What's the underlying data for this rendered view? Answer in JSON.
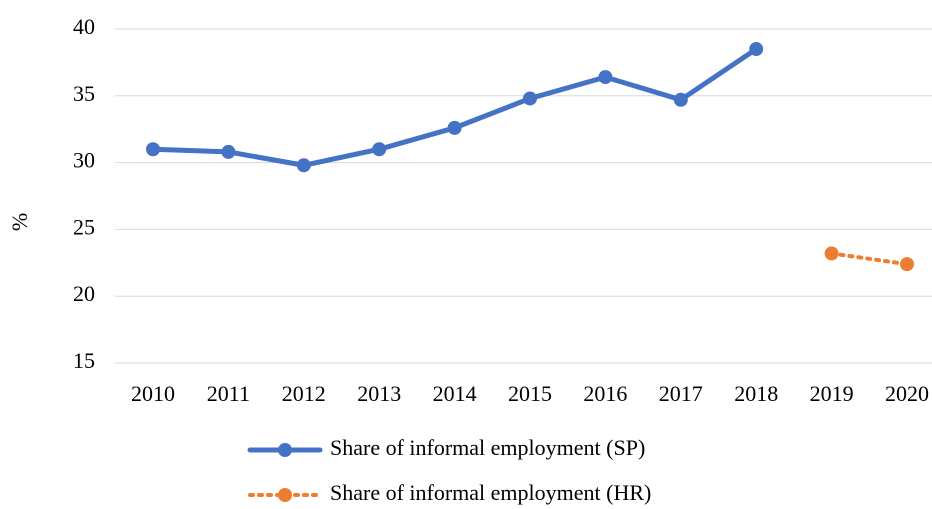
{
  "chart_data": {
    "type": "line",
    "y_label": "%",
    "categories": [
      "2010",
      "2011",
      "2012",
      "2013",
      "2014",
      "2015",
      "2016",
      "2017",
      "2018",
      "2019",
      "2020"
    ],
    "series": [
      {
        "name": "Share of informal employment (SP)",
        "color": "#4472c4",
        "style": "solid",
        "values": [
          31.0,
          30.8,
          29.8,
          31.0,
          32.6,
          34.8,
          36.4,
          34.7,
          38.5,
          null,
          null
        ]
      },
      {
        "name": "Share of informal employment (HR)",
        "color": "#ed7d31",
        "style": "dotted",
        "values": [
          null,
          null,
          null,
          null,
          null,
          null,
          null,
          null,
          null,
          23.2,
          22.4
        ]
      }
    ],
    "ylim": [
      15,
      40
    ],
    "yticks": [
      15,
      20,
      25,
      30,
      35,
      40
    ],
    "grid": true,
    "legend": "bottom"
  }
}
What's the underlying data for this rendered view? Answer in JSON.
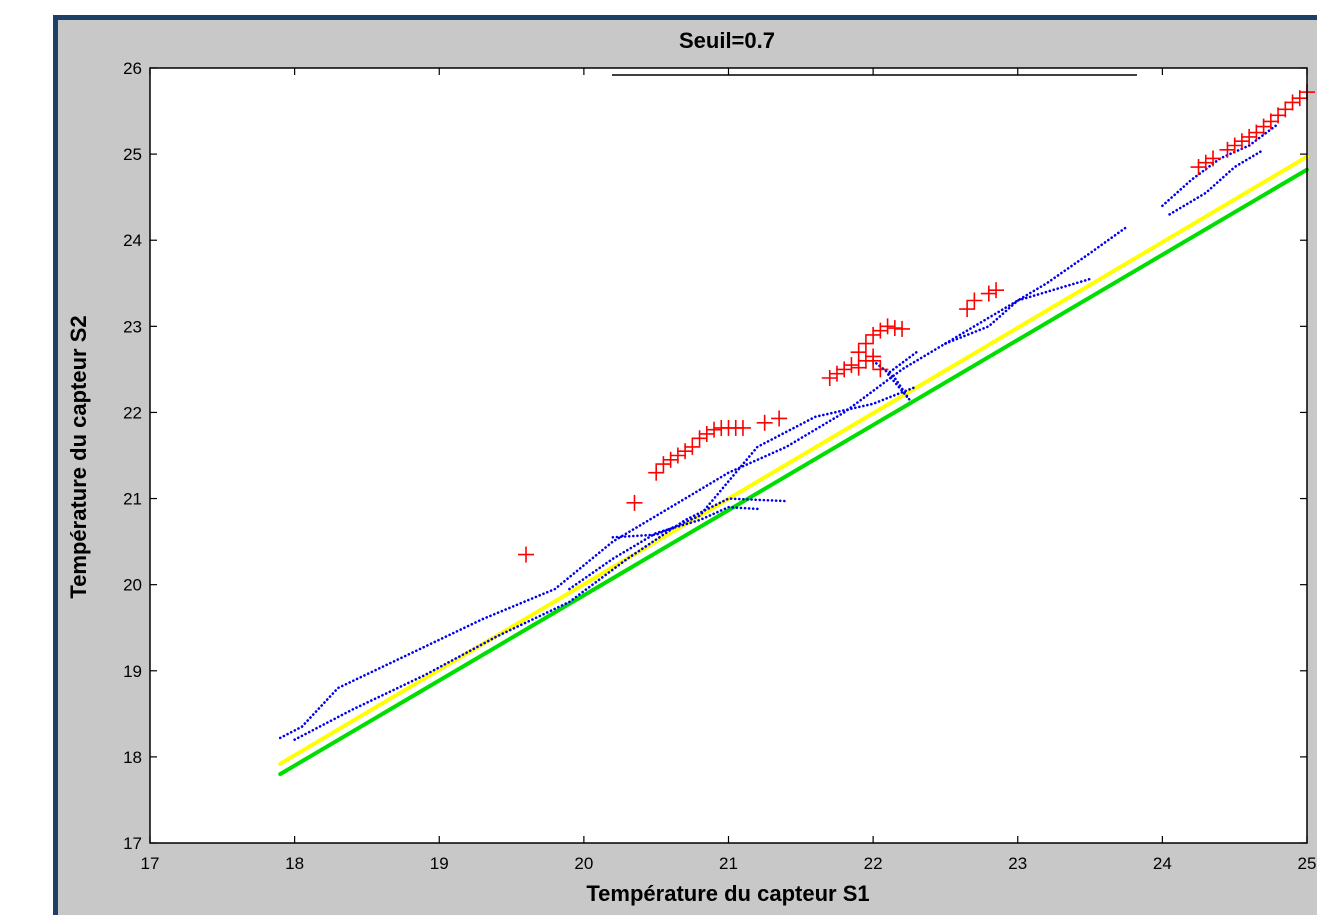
{
  "chart_data": {
    "type": "scatter",
    "title": "Seuil=0.7",
    "xlabel": "Température du capteur S1",
    "ylabel": "Température du capteur S2",
    "xlim": [
      17,
      25
    ],
    "ylim": [
      17,
      26
    ],
    "xticks": [
      "17",
      "18",
      "19",
      "20",
      "21",
      "22",
      "23",
      "24",
      "25"
    ],
    "yticks": [
      "17",
      "18",
      "19",
      "20",
      "21",
      "22",
      "23",
      "24",
      "25",
      "26"
    ],
    "grid": false,
    "colors": {
      "frame_border": "#1e3f66",
      "frame_background": "#c8c8c8",
      "blue": "#0000ee",
      "red": "#ff0000",
      "yellow": "#ffff00",
      "green": "#00dd00"
    },
    "series": [
      {
        "style": "line",
        "color": "#ffff00",
        "x": [
          17.9,
          25.0
        ],
        "y": [
          17.92,
          24.97
        ]
      },
      {
        "style": "line",
        "color": "#00dd00",
        "x": [
          17.9,
          25.0
        ],
        "y": [
          17.8,
          24.82
        ]
      },
      {
        "style": "dotted-line",
        "color": "#0000ee",
        "x": [
          17.9,
          18.05,
          18.3,
          18.8,
          19.3,
          19.8,
          20.2,
          20.6,
          21.0,
          21.4,
          21.8,
          22.2,
          22.6,
          22.9,
          23.2,
          23.5,
          23.75
        ],
        "y": [
          18.22,
          18.35,
          18.8,
          19.2,
          19.6,
          19.95,
          20.5,
          20.9,
          21.3,
          21.6,
          22.0,
          22.5,
          22.9,
          23.2,
          23.5,
          23.85,
          24.15
        ]
      },
      {
        "style": "dotted-line",
        "color": "#0000ee",
        "x": [
          18.0,
          18.4,
          18.9,
          19.4,
          19.9,
          20.3,
          20.7,
          21.0,
          21.4
        ],
        "y": [
          18.2,
          18.55,
          18.95,
          19.4,
          19.8,
          20.3,
          20.75,
          21.0,
          20.97
        ]
      },
      {
        "style": "dotted-line",
        "color": "#0000ee",
        "x": [
          19.9,
          20.2,
          20.5,
          20.8,
          21.0,
          21.2
        ],
        "y": [
          19.95,
          20.3,
          20.6,
          20.75,
          20.9,
          20.88
        ]
      },
      {
        "style": "dotted-line",
        "color": "#0000ee",
        "x": [
          20.2,
          20.5,
          20.8,
          21.2,
          21.6,
          22.0,
          22.3
        ],
        "y": [
          20.55,
          20.58,
          20.8,
          21.6,
          21.95,
          22.1,
          22.3
        ]
      },
      {
        "style": "dotted-line",
        "color": "#0000ee",
        "x": [
          22.0,
          22.15,
          22.25,
          22.1,
          22.3
        ],
        "y": [
          22.6,
          22.4,
          22.15,
          22.45,
          22.7
        ]
      },
      {
        "style": "dotted-line",
        "color": "#0000ee",
        "x": [
          22.5,
          22.8,
          23.0,
          23.3,
          23.5
        ],
        "y": [
          22.8,
          23.0,
          23.3,
          23.45,
          23.55
        ]
      },
      {
        "style": "dotted-line",
        "color": "#0000ee",
        "x": [
          24.0,
          24.2,
          24.4,
          24.6,
          24.8
        ],
        "y": [
          24.4,
          24.7,
          24.95,
          25.1,
          25.35
        ]
      },
      {
        "style": "dotted-line",
        "color": "#0000ee",
        "x": [
          24.05,
          24.3,
          24.5,
          24.7
        ],
        "y": [
          24.3,
          24.55,
          24.85,
          25.05
        ]
      },
      {
        "style": "markers",
        "marker": "+",
        "color": "#ff0000",
        "x": [
          19.6,
          20.35,
          20.5,
          20.55,
          20.6,
          20.65,
          20.7,
          20.75,
          20.8,
          20.85,
          20.9,
          20.95,
          21.0,
          21.05,
          21.1,
          21.25,
          21.35,
          21.7,
          21.75,
          21.8,
          21.85,
          21.9,
          21.95,
          22.0,
          21.9,
          21.95,
          22.0,
          22.05,
          22.1,
          22.15,
          22.2,
          22.0,
          22.05,
          22.65,
          22.7,
          22.8,
          22.85,
          24.25,
          24.3,
          24.35,
          24.45,
          24.5,
          24.55,
          24.6,
          24.65,
          24.7,
          24.75,
          24.8,
          24.85,
          24.9,
          24.95,
          25.0
        ],
        "y": [
          20.35,
          20.95,
          21.3,
          21.4,
          21.45,
          21.5,
          21.55,
          21.6,
          21.7,
          21.75,
          21.8,
          21.82,
          21.82,
          21.82,
          21.82,
          21.88,
          21.93,
          22.4,
          22.45,
          22.5,
          22.55,
          22.52,
          22.6,
          22.65,
          22.7,
          22.8,
          22.9,
          22.95,
          23.0,
          22.98,
          22.97,
          22.6,
          22.5,
          23.2,
          23.3,
          23.38,
          23.42,
          24.85,
          24.9,
          24.95,
          25.05,
          25.1,
          25.15,
          25.2,
          25.25,
          25.32,
          25.38,
          25.45,
          25.52,
          25.6,
          25.65,
          25.72
        ]
      }
    ]
  }
}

:::

**Description of the task:** Transcribe all of the records above character for character. Exclude the pictures.

**Response to the exercise:**
What's the underlying data for this rendered view? Answer in JSON.
{
  "chart_data": {
    "type": "line",
    "y_label": "%",
    "categories": [
      "2010",
      "2011",
      "2012",
      "2013",
      "2014",
      "2015",
      "2016",
      "2017",
      "2018",
      "2019",
      "2020"
    ],
    "series": [
      {
        "name": "Share of informal employment (SP)",
        "color": "#4472c4",
        "style": "solid",
        "values": [
          31.0,
          30.8,
          29.8,
          31.0,
          32.6,
          34.8,
          36.4,
          34.7,
          38.5,
          null,
          null
        ]
      },
      {
        "name": "Share of informal employment (HR)",
        "color": "#ed7d31",
        "style": "dotted",
        "values": [
          null,
          null,
          null,
          null,
          null,
          null,
          null,
          null,
          null,
          23.2,
          22.4
        ]
      }
    ],
    "ylim": [
      15,
      40
    ],
    "yticks": [
      15,
      20,
      25,
      30,
      35,
      40
    ],
    "grid": true,
    "legend": "bottom"
  }
}
What's the underlying data for this rendered view? Answer in JSON.
{
  "chart_data": {
    "type": "scatter",
    "title": "Seuil=0.7",
    "xlabel": "Température du capteur S1",
    "ylabel": "Température du capteur S2",
    "xlim": [
      17,
      25
    ],
    "ylim": [
      17,
      26
    ],
    "xticks": [
      "17",
      "18",
      "19",
      "20",
      "21",
      "22",
      "23",
      "24",
      "25"
    ],
    "yticks": [
      "17",
      "18",
      "19",
      "20",
      "21",
      "22",
      "23",
      "24",
      "25",
      "26"
    ],
    "grid": false,
    "colors": {
      "frame_border": "#1e3f66",
      "frame_background": "#c8c8c8",
      "blue": "#0000ee",
      "red": "#ff0000",
      "yellow": "#ffff00",
      "green": "#00dd00"
    },
    "series": [
      {
        "style": "line",
        "color": "#ffff00",
        "x": [
          17.9,
          25.0
        ],
        "y": [
          17.92,
          24.97
        ]
      },
      {
        "style": "line",
        "color": "#00dd00",
        "x": [
          17.9,
          25.0
        ],
        "y": [
          17.8,
          24.82
        ]
      },
      {
        "style": "dotted-line",
        "color": "#0000ee",
        "x": [
          17.9,
          18.05,
          18.3,
          18.8,
          19.3,
          19.8,
          20.2,
          20.6,
          21.0,
          21.4,
          21.8,
          22.2,
          22.6,
          22.9,
          23.2,
          23.5,
          23.75
        ],
        "y": [
          18.22,
          18.35,
          18.8,
          19.2,
          19.6,
          19.95,
          20.5,
          20.9,
          21.3,
          21.6,
          22.0,
          22.5,
          22.9,
          23.2,
          23.5,
          23.85,
          24.15
        ]
      },
      {
        "style": "dotted-line",
        "color": "#0000ee",
        "x": [
          18.0,
          18.4,
          18.9,
          19.4,
          19.9,
          20.3,
          20.7,
          21.0,
          21.4
        ],
        "y": [
          18.2,
          18.55,
          18.95,
          19.4,
          19.8,
          20.3,
          20.75,
          21.0,
          20.97
        ]
      },
      {
        "style": "dotted-line",
        "color": "#0000ee",
        "x": [
          19.9,
          20.2,
          20.5,
          20.8,
          21.0,
          21.2
        ],
        "y": [
          19.95,
          20.3,
          20.6,
          20.75,
          20.9,
          20.88
        ]
      },
      {
        "style": "dotted-line",
        "color": "#0000ee",
        "x": [
          20.2,
          20.5,
          20.8,
          21.2,
          21.6,
          22.0,
          22.3
        ],
        "y": [
          20.55,
          20.58,
          20.8,
          21.6,
          21.95,
          22.1,
          22.3
        ]
      },
      {
        "style": "dotted-line",
        "color": "#0000ee",
        "x": [
          22.0,
          22.15,
          22.25,
          22.1,
          22.3
        ],
        "y": [
          22.6,
          22.4,
          22.15,
          22.45,
          22.7
        ]
      },
      {
        "style": "dotted-line",
        "color": "#0000ee",
        "x": [
          22.5,
          22.8,
          23.0,
          23.3,
          23.5
        ],
        "y": [
          22.8,
          23.0,
          23.3,
          23.45,
          23.55
        ]
      },
      {
        "style": "dotted-line",
        "color": "#0000ee",
        "x": [
          24.0,
          24.2,
          24.4,
          24.6,
          24.8
        ],
        "y": [
          24.4,
          24.7,
          24.95,
          25.1,
          25.35
        ]
      },
      {
        "style": "dotted-line",
        "color": "#0000ee",
        "x": [
          24.05,
          24.3,
          24.5,
          24.7
        ],
        "y": [
          24.3,
          24.55,
          24.85,
          25.05
        ]
      },
      {
        "style": "markers",
        "marker": "+",
        "color": "#ff0000",
        "x": [
          19.6,
          20.35,
          20.5,
          20.55,
          20.6,
          20.65,
          20.7,
          20.75,
          20.8,
          20.85,
          20.9,
          20.95,
          21.0,
          21.05,
          21.1,
          21.25,
          21.35,
          21.7,
          21.75,
          21.8,
          21.85,
          21.9,
          21.95,
          22.0,
          21.9,
          21.95,
          22.0,
          22.05,
          22.1,
          22.15,
          22.2,
          22.0,
          22.05,
          22.65,
          22.7,
          22.8,
          22.85,
          24.25,
          24.3,
          24.35,
          24.45,
          24.5,
          24.55,
          24.6,
          24.65,
          24.7,
          24.75,
          24.8,
          24.85,
          24.9,
          24.95,
          25.0
        ],
        "y": [
          20.35,
          20.95,
          21.3,
          21.4,
          21.45,
          21.5,
          21.55,
          21.6,
          21.7,
          21.75,
          21.8,
          21.82,
          21.82,
          21.82,
          21.82,
          21.88,
          21.93,
          22.4,
          22.45,
          22.5,
          22.55,
          22.52,
          22.6,
          22.65,
          22.7,
          22.8,
          22.9,
          22.95,
          23.0,
          22.98,
          22.97,
          22.6,
          22.5,
          23.2,
          23.3,
          23.38,
          23.42,
          24.85,
          24.9,
          24.95,
          25.05,
          25.1,
          25.15,
          25.2,
          25.25,
          25.32,
          25.38,
          25.45,
          25.52,
          25.6,
          25.65,
          25.72
        ]
      }
    ]
  }
}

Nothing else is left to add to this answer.